▸ **Provided information**:
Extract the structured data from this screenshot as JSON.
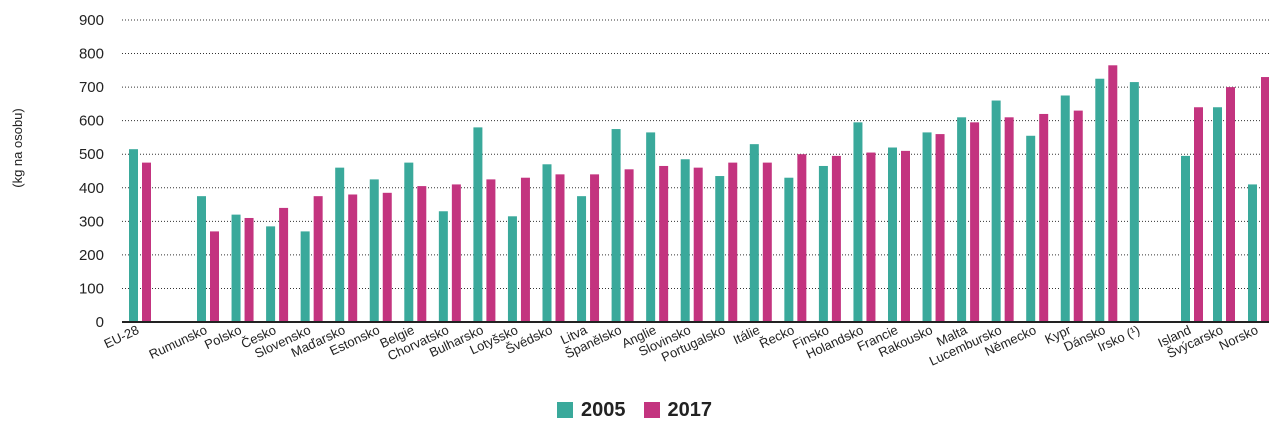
{
  "chart_data": {
    "type": "bar",
    "ylabel": "(kg na osobu)",
    "ylim": [
      0,
      900
    ],
    "yticks": [
      0,
      100,
      200,
      300,
      400,
      500,
      600,
      700,
      800,
      900
    ],
    "grid": "horizontal-dotted",
    "legend_position": "bottom-center",
    "categories": [
      "EU-28",
      "Rumunsko",
      "Polsko",
      "Česko",
      "Slovensko",
      "Maďarsko",
      "Estonsko",
      "Belgie",
      "Chorvatsko",
      "Bulharsko",
      "Lotyšsko",
      "Švédsko",
      "Litva",
      "Španělsko",
      "Anglie",
      "Slovinsko",
      "Portugalsko",
      "Itálie",
      "Řecko",
      "Finsko",
      "Holandsko",
      "Francie",
      "Rakousko",
      "Malta",
      "Lucembursko",
      "Německo",
      "Kypr",
      "Dánsko",
      "Irsko (¹)",
      "Island",
      "Švýcarsko",
      "Norsko"
    ],
    "series": [
      {
        "name": "2005",
        "color": "#3aa99b",
        "values": [
          515,
          375,
          320,
          285,
          270,
          460,
          425,
          475,
          330,
          580,
          315,
          470,
          375,
          575,
          565,
          485,
          435,
          530,
          430,
          465,
          595,
          520,
          565,
          610,
          660,
          555,
          675,
          725,
          715,
          495,
          640,
          410
        ]
      },
      {
        "name": "2017",
        "color": "#c3347f",
        "values": [
          475,
          270,
          310,
          340,
          375,
          380,
          385,
          405,
          410,
          425,
          430,
          440,
          440,
          455,
          465,
          460,
          475,
          475,
          500,
          495,
          505,
          510,
          560,
          595,
          610,
          620,
          630,
          765,
          null,
          640,
          700,
          730
        ]
      }
    ]
  }
}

▸ **Task statement**: Omit every image. Quote each record exactly.

▸ **Answer for the task**:
Extract the structured data from this screenshot as JSON.
{
  "chart_data": {
    "type": "bar",
    "ylabel": "(kg na osobu)",
    "ylim": [
      0,
      900
    ],
    "yticks": [
      0,
      100,
      200,
      300,
      400,
      500,
      600,
      700,
      800,
      900
    ],
    "grid": "horizontal-dotted",
    "legend_position": "bottom-center",
    "categories": [
      "EU-28",
      "Rumunsko",
      "Polsko",
      "Česko",
      "Slovensko",
      "Maďarsko",
      "Estonsko",
      "Belgie",
      "Chorvatsko",
      "Bulharsko",
      "Lotyšsko",
      "Švédsko",
      "Litva",
      "Španělsko",
      "Anglie",
      "Slovinsko",
      "Portugalsko",
      "Itálie",
      "Řecko",
      "Finsko",
      "Holandsko",
      "Francie",
      "Rakousko",
      "Malta",
      "Lucembursko",
      "Německo",
      "Kypr",
      "Dánsko",
      "Irsko (¹)",
      "Island",
      "Švýcarsko",
      "Norsko"
    ],
    "series": [
      {
        "name": "2005",
        "color": "#3aa99b",
        "values": [
          515,
          375,
          320,
          285,
          270,
          460,
          425,
          475,
          330,
          580,
          315,
          470,
          375,
          575,
          565,
          485,
          435,
          530,
          430,
          465,
          595,
          520,
          565,
          610,
          660,
          555,
          675,
          725,
          715,
          495,
          640,
          410
        ]
      },
      {
        "name": "2017",
        "color": "#c3347f",
        "values": [
          475,
          270,
          310,
          340,
          375,
          380,
          385,
          405,
          410,
          425,
          430,
          440,
          440,
          455,
          465,
          460,
          475,
          475,
          500,
          495,
          505,
          510,
          560,
          595,
          610,
          620,
          630,
          765,
          null,
          640,
          700,
          730
        ]
      }
    ]
  }
}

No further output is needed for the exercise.